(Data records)
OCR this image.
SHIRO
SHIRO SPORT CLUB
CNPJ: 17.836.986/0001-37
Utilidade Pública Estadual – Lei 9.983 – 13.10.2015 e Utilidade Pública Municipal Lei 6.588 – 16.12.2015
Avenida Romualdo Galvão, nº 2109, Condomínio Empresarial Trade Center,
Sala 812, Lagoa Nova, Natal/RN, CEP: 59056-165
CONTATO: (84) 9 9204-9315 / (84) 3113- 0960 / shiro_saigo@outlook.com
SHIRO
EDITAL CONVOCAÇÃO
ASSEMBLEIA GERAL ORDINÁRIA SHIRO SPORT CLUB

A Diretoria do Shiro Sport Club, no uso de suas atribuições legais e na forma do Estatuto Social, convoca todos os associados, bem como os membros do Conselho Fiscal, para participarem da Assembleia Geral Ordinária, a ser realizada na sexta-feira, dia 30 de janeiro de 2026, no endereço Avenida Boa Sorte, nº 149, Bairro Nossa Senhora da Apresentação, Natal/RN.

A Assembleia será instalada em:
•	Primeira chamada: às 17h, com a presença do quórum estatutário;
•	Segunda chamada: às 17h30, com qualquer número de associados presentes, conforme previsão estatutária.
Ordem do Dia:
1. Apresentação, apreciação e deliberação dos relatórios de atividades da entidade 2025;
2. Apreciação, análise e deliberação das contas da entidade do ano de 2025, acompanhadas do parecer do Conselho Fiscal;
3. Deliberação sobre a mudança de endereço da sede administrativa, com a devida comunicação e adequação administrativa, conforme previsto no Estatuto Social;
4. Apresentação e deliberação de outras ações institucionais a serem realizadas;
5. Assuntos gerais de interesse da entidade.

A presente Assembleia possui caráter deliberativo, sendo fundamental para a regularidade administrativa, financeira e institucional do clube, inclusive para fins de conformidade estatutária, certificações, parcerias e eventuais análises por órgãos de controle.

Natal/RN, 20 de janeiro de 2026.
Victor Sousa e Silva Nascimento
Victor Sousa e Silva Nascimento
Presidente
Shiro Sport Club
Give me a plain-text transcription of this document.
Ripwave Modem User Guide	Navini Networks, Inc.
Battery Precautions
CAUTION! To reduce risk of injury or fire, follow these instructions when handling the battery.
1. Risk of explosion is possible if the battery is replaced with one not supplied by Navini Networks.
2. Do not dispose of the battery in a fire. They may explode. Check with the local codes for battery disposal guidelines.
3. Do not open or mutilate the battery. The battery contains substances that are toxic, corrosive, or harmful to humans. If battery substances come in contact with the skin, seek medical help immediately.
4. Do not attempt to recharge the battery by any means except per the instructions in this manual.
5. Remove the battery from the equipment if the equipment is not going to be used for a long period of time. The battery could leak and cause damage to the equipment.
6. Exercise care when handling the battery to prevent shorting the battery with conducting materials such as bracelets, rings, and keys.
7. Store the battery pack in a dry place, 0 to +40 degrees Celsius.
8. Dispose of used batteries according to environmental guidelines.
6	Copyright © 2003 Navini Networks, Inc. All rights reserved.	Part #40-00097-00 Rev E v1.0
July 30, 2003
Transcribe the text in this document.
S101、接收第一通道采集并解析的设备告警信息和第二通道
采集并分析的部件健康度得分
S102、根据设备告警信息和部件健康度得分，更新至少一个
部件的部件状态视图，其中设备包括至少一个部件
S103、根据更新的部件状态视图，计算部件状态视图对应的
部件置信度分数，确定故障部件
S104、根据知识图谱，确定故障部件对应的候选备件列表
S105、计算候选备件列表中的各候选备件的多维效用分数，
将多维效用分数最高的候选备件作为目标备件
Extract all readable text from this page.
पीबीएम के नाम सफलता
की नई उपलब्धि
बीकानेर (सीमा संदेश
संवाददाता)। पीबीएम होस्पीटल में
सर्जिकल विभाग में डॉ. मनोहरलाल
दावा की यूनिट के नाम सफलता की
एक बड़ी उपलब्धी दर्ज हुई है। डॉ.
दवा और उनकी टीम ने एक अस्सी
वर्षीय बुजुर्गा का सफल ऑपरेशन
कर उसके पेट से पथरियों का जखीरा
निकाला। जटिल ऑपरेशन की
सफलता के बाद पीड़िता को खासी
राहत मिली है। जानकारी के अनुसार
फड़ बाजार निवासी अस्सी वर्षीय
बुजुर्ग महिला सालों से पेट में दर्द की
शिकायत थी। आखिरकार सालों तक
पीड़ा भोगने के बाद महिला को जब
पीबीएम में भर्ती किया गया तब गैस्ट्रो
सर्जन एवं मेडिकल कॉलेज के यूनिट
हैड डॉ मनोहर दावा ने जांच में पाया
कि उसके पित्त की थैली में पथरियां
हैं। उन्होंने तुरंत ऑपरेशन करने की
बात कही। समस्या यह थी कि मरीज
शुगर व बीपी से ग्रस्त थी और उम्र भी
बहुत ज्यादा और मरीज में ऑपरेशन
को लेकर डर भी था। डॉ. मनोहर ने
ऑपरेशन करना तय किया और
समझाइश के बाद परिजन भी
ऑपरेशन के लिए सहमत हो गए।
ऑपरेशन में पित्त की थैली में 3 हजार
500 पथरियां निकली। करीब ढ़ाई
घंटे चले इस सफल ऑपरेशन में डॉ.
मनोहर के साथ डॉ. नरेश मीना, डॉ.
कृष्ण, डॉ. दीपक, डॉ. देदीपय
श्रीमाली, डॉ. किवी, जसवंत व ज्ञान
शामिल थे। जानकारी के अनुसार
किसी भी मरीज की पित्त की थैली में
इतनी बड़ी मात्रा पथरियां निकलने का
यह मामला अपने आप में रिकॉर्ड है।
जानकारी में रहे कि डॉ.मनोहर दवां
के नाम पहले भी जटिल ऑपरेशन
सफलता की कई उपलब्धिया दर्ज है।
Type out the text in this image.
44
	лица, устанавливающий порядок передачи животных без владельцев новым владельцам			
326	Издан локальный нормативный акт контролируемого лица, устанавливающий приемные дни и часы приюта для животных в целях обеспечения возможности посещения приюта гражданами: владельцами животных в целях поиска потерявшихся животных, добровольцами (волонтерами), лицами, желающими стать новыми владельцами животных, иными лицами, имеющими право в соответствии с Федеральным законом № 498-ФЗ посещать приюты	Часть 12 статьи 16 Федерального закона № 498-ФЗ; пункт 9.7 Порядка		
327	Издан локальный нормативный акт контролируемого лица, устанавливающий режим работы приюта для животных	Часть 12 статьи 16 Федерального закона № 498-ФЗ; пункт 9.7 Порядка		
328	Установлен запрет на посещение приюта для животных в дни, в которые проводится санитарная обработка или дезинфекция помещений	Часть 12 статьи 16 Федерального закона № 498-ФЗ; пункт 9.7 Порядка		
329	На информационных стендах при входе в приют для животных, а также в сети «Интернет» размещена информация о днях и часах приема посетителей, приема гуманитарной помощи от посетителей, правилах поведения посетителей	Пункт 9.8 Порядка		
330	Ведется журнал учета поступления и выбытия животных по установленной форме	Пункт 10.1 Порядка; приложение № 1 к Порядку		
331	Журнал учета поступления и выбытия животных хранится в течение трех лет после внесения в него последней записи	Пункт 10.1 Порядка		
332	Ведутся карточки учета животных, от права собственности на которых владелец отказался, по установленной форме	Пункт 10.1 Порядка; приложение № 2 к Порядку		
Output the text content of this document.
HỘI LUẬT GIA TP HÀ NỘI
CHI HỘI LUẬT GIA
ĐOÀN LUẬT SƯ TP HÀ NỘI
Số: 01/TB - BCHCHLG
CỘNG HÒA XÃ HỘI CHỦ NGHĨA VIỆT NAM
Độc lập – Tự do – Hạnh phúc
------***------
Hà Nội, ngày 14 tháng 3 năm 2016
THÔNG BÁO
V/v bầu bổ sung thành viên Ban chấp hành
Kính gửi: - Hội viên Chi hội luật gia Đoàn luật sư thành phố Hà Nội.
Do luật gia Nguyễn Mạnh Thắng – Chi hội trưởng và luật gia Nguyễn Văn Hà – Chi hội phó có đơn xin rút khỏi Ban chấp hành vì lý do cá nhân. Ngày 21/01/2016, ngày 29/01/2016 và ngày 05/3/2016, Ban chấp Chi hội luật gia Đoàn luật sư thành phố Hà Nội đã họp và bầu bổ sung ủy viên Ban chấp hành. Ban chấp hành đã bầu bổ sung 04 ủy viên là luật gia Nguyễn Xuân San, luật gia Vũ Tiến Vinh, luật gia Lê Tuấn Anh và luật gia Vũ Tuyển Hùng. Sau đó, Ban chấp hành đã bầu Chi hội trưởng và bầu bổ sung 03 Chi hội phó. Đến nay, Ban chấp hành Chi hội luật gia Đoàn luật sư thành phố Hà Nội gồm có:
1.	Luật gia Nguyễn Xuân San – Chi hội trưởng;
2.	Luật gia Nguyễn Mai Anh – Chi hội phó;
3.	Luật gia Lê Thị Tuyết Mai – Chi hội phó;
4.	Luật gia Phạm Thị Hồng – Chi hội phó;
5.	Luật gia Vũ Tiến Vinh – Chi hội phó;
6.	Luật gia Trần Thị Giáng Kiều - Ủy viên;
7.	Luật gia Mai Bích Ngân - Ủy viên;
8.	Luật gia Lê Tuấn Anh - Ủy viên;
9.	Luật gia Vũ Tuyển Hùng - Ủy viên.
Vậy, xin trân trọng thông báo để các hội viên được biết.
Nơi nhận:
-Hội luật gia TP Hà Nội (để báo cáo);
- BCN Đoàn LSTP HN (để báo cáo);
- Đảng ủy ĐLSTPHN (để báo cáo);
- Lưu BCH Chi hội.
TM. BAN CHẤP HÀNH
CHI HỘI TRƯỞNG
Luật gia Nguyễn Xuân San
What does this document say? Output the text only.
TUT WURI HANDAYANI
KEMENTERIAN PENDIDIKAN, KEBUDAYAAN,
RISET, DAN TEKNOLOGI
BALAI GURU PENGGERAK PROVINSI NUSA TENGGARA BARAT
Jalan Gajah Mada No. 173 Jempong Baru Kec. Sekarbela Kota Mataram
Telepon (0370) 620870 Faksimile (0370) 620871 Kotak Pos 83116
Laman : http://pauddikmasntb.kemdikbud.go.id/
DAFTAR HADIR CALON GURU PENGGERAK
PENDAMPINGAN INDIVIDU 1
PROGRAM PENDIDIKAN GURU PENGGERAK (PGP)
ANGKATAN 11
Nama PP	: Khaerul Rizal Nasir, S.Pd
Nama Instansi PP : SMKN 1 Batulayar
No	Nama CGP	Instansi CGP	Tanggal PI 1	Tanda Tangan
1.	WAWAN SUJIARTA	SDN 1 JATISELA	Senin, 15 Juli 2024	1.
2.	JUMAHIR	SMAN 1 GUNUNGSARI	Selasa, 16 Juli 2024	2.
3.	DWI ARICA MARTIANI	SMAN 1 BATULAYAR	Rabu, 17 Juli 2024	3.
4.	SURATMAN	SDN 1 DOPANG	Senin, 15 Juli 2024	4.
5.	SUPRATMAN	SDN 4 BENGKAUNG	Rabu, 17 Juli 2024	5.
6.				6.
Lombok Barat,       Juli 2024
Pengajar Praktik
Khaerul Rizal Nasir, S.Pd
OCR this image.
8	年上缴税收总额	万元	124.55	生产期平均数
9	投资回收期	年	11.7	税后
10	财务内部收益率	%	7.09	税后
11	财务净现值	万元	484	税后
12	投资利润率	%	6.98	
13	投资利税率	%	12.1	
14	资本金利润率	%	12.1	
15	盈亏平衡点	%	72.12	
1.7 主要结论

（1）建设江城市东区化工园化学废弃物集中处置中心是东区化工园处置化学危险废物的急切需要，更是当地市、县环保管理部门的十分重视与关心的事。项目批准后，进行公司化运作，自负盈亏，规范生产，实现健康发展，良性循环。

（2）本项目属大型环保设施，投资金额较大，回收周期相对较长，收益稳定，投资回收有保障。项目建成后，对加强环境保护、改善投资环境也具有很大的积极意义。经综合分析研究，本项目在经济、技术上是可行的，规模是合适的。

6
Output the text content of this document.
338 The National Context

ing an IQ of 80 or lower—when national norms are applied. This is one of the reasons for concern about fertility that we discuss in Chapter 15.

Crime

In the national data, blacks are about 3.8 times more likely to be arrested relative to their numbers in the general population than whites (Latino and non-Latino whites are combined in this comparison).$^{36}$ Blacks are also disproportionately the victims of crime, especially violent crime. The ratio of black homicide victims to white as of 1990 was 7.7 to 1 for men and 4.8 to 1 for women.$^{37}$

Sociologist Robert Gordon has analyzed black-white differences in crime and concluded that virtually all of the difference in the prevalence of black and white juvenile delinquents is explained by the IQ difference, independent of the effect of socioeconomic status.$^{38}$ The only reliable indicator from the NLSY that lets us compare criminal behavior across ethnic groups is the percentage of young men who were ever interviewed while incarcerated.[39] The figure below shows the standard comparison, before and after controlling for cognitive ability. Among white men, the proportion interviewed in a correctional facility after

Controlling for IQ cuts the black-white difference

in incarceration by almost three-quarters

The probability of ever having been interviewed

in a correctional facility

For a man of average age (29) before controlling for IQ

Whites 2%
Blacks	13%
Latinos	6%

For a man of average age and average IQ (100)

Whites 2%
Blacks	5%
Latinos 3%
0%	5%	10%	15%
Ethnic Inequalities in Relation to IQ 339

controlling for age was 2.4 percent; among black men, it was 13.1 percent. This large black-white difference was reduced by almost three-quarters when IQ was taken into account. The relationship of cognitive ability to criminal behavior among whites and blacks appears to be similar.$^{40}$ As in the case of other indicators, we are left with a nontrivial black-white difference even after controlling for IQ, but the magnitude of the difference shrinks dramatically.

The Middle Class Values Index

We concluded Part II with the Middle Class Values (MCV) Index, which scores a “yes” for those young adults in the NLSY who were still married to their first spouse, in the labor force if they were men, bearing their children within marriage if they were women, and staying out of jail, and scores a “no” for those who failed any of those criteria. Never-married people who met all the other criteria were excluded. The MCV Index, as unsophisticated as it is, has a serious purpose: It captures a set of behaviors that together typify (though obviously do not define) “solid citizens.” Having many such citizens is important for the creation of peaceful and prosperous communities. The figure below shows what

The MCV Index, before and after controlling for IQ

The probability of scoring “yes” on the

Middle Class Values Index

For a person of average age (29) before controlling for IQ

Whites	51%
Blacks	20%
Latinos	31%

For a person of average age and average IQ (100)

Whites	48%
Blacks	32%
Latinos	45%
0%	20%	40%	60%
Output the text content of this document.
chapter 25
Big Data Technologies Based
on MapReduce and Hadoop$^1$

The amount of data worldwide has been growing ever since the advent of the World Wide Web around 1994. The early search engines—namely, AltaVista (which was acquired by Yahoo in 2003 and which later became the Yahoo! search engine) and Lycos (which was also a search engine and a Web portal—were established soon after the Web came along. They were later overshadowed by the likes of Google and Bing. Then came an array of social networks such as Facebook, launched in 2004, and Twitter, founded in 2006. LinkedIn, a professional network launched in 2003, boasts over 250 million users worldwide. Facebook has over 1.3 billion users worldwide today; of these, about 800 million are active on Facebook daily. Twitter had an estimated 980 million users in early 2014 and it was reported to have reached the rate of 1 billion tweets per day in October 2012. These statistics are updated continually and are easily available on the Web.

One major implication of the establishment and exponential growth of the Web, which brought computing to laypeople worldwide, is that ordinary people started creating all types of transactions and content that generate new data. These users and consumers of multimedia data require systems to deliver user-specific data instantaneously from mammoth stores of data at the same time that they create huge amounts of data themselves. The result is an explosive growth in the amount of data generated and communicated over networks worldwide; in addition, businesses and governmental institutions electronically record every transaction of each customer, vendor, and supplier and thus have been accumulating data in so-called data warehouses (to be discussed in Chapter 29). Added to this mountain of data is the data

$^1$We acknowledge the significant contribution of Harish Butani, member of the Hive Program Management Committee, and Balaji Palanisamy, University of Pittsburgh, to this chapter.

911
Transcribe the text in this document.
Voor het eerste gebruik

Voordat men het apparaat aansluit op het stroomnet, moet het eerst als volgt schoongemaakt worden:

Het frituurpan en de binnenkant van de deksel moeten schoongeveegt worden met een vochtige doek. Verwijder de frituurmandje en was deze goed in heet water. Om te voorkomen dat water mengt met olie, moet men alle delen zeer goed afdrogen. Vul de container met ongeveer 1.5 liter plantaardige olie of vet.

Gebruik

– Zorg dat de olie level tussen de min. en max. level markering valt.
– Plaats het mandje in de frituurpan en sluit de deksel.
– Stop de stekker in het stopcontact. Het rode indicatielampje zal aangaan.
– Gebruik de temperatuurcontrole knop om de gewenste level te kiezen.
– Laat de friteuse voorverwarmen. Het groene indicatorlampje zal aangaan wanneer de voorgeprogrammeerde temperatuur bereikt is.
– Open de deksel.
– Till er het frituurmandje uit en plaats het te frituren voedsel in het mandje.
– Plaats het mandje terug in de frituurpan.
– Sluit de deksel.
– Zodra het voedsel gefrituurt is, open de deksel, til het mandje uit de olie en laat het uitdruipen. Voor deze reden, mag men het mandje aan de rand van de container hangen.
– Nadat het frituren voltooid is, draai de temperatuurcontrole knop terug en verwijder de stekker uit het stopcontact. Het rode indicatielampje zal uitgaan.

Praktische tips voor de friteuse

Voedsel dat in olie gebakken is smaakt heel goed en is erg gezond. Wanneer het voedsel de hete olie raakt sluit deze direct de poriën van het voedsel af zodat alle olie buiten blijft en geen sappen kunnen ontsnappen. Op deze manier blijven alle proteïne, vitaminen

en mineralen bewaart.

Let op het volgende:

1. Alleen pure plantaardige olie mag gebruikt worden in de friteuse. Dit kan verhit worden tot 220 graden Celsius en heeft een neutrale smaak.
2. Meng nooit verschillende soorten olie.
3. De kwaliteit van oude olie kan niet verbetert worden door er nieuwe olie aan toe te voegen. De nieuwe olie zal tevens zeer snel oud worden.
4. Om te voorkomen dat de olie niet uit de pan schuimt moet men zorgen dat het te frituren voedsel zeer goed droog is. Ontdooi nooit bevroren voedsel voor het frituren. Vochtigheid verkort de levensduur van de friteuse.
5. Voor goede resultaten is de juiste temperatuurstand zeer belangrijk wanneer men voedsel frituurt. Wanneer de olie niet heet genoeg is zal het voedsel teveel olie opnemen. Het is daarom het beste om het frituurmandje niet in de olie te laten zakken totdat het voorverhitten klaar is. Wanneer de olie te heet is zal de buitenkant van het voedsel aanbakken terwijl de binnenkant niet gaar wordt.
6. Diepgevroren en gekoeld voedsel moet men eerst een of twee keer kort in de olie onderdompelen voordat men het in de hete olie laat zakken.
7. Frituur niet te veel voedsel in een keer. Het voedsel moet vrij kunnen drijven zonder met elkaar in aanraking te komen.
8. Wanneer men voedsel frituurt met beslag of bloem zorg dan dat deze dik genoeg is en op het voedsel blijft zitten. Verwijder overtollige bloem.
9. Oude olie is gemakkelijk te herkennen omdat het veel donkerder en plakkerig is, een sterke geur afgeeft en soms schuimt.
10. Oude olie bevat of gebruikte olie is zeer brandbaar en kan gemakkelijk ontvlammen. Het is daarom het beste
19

Exercise brief:
Give only the count of lines in which the string "Nasir" appears.

Problem solution:
2